* THE TASK *
Would you pull out every line of the material that contains the string "xlabel"?

[Start EXERCISE INPUTS]

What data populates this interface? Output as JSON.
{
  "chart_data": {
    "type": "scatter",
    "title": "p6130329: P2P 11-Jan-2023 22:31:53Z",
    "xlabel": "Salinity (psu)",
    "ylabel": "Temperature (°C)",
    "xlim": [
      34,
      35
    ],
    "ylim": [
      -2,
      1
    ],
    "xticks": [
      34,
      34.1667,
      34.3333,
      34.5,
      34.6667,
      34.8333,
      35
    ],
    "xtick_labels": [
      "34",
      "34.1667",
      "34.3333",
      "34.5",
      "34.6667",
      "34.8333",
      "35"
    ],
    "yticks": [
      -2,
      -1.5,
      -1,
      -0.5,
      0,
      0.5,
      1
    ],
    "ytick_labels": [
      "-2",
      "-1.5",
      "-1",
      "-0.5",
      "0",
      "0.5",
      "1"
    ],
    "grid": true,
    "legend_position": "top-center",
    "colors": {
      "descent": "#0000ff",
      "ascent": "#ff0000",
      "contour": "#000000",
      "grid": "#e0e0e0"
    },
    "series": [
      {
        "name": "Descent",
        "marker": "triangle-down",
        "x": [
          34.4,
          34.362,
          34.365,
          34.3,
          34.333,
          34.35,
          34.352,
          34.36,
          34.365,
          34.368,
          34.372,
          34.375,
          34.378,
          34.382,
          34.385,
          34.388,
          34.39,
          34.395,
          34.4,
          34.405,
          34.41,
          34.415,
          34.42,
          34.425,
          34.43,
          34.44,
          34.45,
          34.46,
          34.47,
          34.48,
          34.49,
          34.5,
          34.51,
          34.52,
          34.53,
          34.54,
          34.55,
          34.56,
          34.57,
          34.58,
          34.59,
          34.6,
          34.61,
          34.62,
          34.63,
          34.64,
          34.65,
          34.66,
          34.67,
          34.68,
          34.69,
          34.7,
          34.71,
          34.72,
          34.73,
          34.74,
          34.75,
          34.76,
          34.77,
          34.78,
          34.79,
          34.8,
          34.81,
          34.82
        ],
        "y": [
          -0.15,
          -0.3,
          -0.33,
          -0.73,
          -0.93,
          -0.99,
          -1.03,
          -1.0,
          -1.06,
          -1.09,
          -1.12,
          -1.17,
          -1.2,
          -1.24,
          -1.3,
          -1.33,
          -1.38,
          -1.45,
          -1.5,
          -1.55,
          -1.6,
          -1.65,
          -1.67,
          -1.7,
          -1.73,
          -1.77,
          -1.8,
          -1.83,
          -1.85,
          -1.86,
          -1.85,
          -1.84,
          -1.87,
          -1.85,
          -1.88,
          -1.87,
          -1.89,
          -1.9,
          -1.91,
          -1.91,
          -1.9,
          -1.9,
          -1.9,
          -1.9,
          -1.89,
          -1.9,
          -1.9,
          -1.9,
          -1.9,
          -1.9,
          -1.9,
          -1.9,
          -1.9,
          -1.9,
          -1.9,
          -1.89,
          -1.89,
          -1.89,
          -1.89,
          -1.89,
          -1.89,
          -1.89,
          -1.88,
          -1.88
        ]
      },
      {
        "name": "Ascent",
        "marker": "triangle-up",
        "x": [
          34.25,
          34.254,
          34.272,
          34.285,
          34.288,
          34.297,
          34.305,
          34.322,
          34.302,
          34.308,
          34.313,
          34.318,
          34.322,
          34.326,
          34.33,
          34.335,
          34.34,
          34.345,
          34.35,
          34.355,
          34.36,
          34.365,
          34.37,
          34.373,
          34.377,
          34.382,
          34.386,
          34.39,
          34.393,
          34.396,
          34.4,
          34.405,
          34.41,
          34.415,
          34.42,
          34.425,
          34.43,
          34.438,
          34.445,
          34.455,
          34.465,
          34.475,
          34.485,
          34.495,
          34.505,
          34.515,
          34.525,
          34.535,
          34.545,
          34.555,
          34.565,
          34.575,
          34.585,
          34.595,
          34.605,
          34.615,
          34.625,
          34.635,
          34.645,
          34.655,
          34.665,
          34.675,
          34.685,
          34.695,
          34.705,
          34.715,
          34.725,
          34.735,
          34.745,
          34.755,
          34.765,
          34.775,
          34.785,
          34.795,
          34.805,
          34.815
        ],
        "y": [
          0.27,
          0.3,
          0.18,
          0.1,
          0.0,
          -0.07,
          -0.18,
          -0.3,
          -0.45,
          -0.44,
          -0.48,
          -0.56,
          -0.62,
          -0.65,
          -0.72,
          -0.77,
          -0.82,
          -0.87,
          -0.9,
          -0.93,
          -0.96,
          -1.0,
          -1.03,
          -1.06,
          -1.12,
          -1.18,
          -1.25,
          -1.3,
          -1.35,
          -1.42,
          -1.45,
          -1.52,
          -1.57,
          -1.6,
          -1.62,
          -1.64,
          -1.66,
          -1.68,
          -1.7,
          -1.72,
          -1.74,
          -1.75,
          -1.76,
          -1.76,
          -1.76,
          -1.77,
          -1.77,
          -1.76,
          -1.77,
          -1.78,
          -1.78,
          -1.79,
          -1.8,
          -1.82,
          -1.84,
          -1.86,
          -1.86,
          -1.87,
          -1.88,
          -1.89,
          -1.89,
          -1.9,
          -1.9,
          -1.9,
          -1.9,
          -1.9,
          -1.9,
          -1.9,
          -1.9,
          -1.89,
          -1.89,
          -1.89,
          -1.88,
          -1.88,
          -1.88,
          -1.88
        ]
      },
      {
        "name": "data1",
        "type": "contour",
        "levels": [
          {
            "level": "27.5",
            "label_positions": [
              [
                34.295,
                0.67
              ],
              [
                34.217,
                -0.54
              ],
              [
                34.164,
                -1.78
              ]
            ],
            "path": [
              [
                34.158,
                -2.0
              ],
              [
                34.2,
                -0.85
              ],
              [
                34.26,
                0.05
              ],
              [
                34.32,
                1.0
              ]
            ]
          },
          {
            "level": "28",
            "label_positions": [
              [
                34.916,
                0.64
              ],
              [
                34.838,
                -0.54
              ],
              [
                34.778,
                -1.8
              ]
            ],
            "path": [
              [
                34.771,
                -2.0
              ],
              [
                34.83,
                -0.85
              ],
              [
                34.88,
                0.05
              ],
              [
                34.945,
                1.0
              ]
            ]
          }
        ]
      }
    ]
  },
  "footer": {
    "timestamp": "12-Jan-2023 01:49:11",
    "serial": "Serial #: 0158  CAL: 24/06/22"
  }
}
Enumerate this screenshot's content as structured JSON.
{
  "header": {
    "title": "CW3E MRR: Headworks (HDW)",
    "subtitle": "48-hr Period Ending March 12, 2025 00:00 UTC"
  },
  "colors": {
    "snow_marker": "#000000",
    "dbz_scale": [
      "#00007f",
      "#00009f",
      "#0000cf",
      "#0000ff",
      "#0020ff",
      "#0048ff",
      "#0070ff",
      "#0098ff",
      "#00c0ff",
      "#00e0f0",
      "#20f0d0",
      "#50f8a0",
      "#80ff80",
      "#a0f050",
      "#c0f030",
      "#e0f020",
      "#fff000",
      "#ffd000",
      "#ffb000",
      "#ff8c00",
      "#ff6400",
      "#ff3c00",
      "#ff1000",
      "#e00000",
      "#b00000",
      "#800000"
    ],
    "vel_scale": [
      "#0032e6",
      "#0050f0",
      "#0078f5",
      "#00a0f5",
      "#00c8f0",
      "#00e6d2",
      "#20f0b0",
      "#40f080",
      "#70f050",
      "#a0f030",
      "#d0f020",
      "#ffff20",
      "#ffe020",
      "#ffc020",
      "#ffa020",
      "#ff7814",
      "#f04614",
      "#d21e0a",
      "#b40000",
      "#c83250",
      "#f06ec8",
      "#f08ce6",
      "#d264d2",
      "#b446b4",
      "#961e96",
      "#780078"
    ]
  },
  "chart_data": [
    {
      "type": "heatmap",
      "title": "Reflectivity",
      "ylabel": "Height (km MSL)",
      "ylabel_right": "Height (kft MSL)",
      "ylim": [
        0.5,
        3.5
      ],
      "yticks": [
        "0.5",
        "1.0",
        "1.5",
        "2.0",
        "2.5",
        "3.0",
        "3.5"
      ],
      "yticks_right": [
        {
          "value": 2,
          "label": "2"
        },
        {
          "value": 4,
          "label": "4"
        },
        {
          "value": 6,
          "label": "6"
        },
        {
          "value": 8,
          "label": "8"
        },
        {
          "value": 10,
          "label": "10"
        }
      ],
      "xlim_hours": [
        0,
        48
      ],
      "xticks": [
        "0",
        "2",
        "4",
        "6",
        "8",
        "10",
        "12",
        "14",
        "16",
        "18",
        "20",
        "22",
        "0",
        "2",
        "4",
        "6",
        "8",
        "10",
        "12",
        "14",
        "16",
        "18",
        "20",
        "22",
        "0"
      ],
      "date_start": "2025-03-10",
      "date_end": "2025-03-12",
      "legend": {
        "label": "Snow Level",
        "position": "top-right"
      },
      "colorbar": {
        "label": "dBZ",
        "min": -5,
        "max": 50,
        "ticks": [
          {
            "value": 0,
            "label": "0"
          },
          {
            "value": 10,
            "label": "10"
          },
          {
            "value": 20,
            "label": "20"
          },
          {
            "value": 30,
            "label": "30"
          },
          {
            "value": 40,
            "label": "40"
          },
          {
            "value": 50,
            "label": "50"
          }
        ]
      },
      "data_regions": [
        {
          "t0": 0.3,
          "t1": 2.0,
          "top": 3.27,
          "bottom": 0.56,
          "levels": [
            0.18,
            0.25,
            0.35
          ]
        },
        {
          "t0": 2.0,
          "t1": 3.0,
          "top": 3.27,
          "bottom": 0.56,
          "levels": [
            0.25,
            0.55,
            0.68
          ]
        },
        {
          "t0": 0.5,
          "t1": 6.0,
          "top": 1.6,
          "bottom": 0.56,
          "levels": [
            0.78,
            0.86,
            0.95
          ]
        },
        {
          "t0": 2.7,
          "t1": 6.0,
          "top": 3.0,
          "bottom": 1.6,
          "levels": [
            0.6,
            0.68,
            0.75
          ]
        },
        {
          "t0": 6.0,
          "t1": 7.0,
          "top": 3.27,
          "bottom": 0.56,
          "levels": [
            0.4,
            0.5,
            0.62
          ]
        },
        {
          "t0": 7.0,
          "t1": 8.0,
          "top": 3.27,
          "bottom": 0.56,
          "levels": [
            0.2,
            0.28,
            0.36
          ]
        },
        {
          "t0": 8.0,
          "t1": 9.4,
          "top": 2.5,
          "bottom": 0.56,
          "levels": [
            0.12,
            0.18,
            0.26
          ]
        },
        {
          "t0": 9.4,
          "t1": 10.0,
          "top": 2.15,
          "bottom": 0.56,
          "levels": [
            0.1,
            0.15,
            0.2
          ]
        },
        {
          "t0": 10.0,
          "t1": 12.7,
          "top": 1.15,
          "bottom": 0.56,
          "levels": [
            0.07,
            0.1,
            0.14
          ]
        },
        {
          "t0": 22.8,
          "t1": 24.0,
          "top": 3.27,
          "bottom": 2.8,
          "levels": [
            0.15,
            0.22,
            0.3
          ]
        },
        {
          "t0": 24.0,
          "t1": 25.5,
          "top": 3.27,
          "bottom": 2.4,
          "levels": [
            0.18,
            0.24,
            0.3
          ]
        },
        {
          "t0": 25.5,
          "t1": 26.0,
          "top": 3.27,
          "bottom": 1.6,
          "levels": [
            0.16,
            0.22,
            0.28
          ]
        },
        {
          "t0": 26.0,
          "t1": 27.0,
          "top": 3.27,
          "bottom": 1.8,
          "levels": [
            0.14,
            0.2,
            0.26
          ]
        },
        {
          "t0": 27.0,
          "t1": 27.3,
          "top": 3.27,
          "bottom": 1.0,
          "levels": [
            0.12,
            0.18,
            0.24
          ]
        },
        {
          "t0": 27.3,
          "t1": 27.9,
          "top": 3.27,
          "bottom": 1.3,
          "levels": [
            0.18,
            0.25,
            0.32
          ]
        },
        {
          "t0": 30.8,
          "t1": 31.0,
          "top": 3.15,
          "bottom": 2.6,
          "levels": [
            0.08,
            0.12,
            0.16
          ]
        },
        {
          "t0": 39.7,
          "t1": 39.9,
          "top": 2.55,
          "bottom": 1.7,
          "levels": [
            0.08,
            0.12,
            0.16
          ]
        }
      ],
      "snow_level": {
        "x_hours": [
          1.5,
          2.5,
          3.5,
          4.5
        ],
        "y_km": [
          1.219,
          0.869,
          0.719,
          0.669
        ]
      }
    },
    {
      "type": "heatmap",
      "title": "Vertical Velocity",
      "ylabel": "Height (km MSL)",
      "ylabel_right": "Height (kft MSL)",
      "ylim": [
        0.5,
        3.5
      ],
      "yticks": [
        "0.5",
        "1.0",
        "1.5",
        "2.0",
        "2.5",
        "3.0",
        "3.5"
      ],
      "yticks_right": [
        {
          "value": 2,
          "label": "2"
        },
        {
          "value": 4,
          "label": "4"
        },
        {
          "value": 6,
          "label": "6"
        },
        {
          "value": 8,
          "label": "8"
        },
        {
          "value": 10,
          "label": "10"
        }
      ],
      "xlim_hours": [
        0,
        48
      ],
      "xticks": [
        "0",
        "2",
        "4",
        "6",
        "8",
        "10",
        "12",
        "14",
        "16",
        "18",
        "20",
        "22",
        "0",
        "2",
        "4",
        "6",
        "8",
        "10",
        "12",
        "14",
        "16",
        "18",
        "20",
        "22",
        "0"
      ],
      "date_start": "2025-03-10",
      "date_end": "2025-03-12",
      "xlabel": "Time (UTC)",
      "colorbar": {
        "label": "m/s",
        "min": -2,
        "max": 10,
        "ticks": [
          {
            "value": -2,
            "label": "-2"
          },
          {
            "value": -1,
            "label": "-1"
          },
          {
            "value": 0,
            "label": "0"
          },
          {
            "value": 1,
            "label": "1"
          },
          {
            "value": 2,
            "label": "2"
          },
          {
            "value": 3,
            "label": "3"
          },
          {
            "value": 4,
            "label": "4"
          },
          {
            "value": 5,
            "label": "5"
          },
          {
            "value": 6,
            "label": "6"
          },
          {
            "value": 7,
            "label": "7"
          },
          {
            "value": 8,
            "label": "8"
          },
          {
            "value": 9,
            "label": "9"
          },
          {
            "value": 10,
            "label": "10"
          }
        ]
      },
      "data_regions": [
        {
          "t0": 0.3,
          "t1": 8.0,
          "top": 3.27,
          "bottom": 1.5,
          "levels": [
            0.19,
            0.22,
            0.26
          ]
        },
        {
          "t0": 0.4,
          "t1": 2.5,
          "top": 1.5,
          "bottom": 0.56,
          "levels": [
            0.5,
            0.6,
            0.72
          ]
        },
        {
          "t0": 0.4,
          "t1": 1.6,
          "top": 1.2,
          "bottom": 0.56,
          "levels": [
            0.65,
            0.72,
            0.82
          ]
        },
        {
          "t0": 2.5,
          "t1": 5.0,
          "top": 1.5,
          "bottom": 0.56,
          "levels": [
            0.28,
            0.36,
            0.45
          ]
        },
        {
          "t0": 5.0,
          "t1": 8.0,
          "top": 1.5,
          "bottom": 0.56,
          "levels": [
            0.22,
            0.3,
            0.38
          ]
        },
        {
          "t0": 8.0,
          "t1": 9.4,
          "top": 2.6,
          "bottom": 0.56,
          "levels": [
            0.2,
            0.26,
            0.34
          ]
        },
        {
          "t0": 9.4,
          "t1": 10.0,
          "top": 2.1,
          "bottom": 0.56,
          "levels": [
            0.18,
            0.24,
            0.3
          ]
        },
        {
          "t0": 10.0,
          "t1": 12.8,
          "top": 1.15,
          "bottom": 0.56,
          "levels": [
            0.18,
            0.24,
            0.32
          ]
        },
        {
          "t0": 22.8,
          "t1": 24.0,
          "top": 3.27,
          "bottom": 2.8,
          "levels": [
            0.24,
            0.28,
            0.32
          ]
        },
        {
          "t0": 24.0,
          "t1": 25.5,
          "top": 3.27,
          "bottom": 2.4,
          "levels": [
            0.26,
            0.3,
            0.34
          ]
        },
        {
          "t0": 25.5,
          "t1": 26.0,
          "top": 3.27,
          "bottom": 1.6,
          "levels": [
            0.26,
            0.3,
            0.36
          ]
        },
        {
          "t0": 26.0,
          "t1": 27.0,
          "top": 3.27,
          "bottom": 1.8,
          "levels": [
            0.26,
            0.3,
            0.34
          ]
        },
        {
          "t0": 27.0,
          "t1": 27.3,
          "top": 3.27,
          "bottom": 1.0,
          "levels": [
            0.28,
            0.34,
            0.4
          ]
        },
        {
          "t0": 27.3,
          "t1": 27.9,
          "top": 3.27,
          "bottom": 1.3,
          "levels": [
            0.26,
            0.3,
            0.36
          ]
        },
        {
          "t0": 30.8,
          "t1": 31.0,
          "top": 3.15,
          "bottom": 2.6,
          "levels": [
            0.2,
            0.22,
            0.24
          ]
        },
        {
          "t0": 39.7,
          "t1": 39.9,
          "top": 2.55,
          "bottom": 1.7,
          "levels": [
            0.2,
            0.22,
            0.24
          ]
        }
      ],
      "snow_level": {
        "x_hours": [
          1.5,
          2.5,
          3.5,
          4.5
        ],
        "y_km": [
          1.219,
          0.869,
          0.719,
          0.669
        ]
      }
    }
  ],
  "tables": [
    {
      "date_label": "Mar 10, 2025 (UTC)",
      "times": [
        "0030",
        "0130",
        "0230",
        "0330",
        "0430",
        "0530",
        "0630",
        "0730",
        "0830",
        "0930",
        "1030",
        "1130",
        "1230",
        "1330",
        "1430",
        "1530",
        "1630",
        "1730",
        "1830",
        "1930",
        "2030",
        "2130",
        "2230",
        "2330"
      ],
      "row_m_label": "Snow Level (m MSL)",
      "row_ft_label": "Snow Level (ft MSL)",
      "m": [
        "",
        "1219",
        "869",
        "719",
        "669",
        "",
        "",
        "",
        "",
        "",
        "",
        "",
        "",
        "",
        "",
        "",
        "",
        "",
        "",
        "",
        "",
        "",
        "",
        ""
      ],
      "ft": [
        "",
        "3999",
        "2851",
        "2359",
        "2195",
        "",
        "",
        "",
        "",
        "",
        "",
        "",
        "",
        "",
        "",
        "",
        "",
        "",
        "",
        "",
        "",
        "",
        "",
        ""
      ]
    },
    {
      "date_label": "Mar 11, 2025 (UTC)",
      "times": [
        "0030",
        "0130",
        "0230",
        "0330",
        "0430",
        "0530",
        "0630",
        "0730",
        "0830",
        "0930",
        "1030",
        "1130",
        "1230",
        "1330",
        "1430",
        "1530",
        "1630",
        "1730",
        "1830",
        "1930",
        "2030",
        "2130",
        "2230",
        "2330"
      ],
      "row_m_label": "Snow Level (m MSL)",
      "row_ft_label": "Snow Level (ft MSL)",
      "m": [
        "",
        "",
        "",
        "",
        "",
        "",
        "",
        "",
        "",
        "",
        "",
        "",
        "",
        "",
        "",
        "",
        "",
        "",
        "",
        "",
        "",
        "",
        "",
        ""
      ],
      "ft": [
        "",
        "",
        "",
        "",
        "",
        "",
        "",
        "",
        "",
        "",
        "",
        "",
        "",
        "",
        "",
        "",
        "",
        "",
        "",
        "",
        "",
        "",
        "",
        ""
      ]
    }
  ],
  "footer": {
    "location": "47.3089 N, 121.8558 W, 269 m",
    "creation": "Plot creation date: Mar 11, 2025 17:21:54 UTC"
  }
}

[End EXERCISE INPUTS]

* TASK RESULT *
    "xlabel": "Salinity (psu)",
      "xlabel": "Time (UTC)",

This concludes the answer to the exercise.